• [Problems to work on]:
a - Decide whether each statement below agrees with the book review, answering yes or no and quoting the words of the review that decide it. (i) Richard teaches chemistry. (ii) Carol now works as a professional dominatrix. (iii) Richard's quad relationship includes three humans and one plant.
b - Return the passage of the book review from "But Richard’s dreams" up to and including "her own symbiont.", copied word for word.

Reading text START

The Witch's Garden
The Witch’s Garden is a sexy science fiction novel about the possibilities and perils of becoming infected with alien life.
In William Lyon’s salacious science fiction novel The Witch’s Garden, the bounds of human sexuality and relationships are considered in a near-future world that’s been colonized by invading plants.
Richard, a biology professor, finds his life to be unremarkable and dull. When his wife leaves him, he flounders. He realizes how hollow his existence has become. He decides to take a field trip into the Amazon to hunt for exotic plants. There, he meets a keeper of the forest who encourages him to become one with the goddess. Richard takes cuttings of some plants home, after which his haunting, sexual dreams of Carole, a jungle girl, begin.
But Richard’s dreams have real-world implications. Carole and Richard join together as a symbiont and host, and Carole seeks to spread an infection through sexual contact. She suggests that it is time for Richard to meet with his high school crush, Carol, who is now a professional dominatrix. Though Carol turns Richard into her sex slave, Richard infects her; she forms a relationship with her own symbiont.
Additional sexual pairings follow. The symbionts hope to help human beings harness their base sexual impulses for the good of all. But those in charge regard the symbionts’ goals a problematic, and they treat the plants as possible weapons of mass destruction.
As the novel vacillates between being scary and erotic, Richard discusses his symbiont relationship with his psychiatrist, describing his growing sexual awareness and intriguing changes to his body and mind. His burgeoning quad relationship (two humans and two plants) has its own unique challenges; ideological explorations that are centered in sexuality follow. Secondary characters also function as representatives of ideas, and as Richard interacts with people in public to flesh out his new concepts. Each person is distinctive, and as they are differentiated from one another, they come to seem worth saving.
Made up of materials that document the rise of the human symbiont experience, the novel moves with speed. It follows the invasion of the plants throughout humanity, pausing only to consider related philosophical and religious implications. But repetition marks its exchanges, which follow a question-and-answer format. As it progresses, the book begins to read less like a novel that it does like a series of esoteric lectures, and its digressions are often dry. Further, Richard’s outspoken support for the symbionts’ cause places him in unresolved peril at the book’s tense end.
The Witch’s Garden is a sexy science fiction novel about the possibilities and perils of becoming infected with alien life.

Reading text END
Given data START

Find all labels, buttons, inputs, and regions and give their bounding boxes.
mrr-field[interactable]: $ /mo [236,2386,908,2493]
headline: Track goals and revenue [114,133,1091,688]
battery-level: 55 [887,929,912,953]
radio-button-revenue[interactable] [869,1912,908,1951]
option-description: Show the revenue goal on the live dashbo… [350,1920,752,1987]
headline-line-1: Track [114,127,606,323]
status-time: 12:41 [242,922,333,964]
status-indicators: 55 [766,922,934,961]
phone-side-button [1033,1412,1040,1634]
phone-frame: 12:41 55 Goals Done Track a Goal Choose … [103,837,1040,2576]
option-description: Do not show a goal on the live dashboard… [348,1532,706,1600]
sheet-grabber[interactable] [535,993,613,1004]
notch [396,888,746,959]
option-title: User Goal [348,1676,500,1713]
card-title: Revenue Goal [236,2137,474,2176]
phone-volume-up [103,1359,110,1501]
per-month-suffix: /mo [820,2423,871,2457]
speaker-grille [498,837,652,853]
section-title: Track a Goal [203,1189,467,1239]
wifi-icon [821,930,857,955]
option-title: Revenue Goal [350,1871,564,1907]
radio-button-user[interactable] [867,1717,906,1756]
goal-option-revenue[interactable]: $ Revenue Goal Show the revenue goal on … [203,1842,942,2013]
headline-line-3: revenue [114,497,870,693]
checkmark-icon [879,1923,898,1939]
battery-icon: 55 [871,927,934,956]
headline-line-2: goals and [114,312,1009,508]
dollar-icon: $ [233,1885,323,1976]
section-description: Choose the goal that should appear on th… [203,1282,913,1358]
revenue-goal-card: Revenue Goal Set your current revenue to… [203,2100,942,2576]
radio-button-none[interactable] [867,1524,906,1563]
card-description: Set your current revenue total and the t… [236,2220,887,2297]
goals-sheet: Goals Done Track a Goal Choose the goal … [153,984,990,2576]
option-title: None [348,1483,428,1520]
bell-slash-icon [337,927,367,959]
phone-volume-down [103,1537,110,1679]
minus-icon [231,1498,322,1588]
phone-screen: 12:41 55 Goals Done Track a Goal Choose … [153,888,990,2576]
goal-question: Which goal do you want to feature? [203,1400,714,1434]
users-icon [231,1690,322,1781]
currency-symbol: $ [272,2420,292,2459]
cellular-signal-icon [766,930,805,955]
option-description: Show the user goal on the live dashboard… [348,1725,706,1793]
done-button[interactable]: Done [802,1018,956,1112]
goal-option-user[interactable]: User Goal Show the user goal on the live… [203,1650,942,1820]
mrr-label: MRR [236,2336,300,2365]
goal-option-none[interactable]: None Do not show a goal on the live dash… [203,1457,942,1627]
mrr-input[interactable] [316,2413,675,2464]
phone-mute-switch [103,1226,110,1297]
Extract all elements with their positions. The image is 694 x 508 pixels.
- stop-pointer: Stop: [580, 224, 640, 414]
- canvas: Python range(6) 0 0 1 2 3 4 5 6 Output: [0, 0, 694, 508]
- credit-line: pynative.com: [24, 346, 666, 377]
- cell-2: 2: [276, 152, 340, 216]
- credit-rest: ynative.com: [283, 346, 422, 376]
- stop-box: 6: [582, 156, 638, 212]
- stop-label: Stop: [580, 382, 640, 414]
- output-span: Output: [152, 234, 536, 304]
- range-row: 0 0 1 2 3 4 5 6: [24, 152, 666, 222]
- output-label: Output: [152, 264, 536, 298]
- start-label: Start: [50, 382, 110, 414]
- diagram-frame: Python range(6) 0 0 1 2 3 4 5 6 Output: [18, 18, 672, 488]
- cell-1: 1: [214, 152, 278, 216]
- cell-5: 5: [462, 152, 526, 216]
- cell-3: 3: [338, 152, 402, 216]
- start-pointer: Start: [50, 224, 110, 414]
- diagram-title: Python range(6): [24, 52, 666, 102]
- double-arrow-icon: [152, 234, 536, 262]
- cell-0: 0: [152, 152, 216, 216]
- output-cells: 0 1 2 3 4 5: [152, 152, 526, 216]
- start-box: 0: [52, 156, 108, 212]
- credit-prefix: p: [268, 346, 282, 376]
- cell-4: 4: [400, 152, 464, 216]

Given data END

• [Your responses]:
a -
(i) No: "Richard, a biology professor, finds his life to be unremarkable and dull."
(ii) Yes: "who is now a professional dominatrix"
(iii) No: "(two humans and two plants)"

b -
But Richard’s dreams have real-world implications. Carole and Richard join together as a symbiont and host, and Carole seeks to spread an infection through sexual contact. She suggests that it is time for Richard to meet with his high school crush, Carol, who is now a professional dominatrix. Though Carol turns Richard into her sex slave, Richard infects her; she forms a relationship with her own symbiont.